▸ LISTING:

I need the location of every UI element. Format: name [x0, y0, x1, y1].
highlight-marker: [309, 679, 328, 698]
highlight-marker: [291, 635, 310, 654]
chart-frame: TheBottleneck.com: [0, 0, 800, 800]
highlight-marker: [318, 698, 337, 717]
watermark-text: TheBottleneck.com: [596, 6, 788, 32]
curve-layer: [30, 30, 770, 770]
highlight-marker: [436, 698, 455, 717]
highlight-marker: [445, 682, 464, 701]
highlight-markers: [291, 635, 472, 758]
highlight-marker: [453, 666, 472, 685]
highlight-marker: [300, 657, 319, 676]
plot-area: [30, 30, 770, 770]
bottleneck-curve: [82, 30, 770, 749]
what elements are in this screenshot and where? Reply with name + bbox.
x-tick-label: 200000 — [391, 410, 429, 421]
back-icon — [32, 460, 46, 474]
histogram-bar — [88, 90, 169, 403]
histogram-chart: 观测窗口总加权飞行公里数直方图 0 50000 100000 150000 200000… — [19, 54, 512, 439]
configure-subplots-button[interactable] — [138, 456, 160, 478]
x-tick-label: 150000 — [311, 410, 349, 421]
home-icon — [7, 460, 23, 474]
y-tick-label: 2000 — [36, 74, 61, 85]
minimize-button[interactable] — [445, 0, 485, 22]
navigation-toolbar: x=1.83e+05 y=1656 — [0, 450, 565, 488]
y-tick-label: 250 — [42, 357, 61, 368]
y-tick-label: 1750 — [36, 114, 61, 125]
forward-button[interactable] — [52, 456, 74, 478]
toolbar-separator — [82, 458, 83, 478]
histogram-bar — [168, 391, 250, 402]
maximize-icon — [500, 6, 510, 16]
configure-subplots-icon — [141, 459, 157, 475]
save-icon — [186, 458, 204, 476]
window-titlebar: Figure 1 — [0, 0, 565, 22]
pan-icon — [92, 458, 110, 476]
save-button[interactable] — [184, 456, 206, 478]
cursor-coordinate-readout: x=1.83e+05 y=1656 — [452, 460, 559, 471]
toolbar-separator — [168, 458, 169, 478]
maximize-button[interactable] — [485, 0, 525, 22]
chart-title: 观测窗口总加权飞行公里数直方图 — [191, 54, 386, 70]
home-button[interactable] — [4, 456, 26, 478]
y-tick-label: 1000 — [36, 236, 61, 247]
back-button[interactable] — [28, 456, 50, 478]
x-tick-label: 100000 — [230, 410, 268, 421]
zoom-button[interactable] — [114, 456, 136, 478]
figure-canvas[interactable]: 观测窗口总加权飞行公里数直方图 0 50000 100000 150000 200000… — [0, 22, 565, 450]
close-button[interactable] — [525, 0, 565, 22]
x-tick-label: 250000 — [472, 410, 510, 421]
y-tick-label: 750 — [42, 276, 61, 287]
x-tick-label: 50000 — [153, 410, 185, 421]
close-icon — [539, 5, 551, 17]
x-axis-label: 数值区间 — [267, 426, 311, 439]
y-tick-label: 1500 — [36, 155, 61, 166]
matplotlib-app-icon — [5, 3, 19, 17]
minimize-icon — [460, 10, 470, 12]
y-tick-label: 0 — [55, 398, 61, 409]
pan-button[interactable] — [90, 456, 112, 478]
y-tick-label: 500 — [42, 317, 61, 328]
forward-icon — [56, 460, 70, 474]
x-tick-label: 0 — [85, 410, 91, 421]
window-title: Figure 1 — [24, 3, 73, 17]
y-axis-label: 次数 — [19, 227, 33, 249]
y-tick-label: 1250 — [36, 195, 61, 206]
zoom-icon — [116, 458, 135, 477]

▸ PROBLEM REQUIREMENTS:
Print the data above from its first line through the line that contains "y-tick-label: 250 — [42, 357, 61, 368]", both included, with every line unchanged.

▸ RESULT:
I need the location of every UI element. Format: name [x0, y0, x1, y1].
highlight-marker: [309, 679, 328, 698]
highlight-marker: [291, 635, 310, 654]
chart-frame: TheBottleneck.com: [0, 0, 800, 800]
highlight-marker: [318, 698, 337, 717]
watermark-text: TheBottleneck.com: [596, 6, 788, 32]
curve-layer: [30, 30, 770, 770]
highlight-marker: [436, 698, 455, 717]
highlight-marker: [445, 682, 464, 701]
highlight-markers: [291, 635, 472, 758]
highlight-marker: [453, 666, 472, 685]
highlight-marker: [300, 657, 319, 676]
plot-area: [30, 30, 770, 770]
bottleneck-curve: [82, 30, 770, 749]
what elements are in this screenshot and where? Reply with name + bbox.
x-tick-label: 200000 — [391, 410, 429, 421]
back-icon — [32, 460, 46, 474]
histogram-bar — [88, 90, 169, 403]
histogram-chart: 观测窗口总加权飞行公里数直方图 0 50000 100000 150000 200000… — [19, 54, 512, 439]
configure-subplots-button[interactable] — [138, 456, 160, 478]
x-tick-label: 150000 — [311, 410, 349, 421]
home-icon — [7, 460, 23, 474]
y-tick-label: 2000 — [36, 74, 61, 85]
minimize-button[interactable] — [445, 0, 485, 22]
navigation-toolbar: x=1.83e+05 y=1656 — [0, 450, 565, 488]
y-tick-label: 250 — [42, 357, 61, 368]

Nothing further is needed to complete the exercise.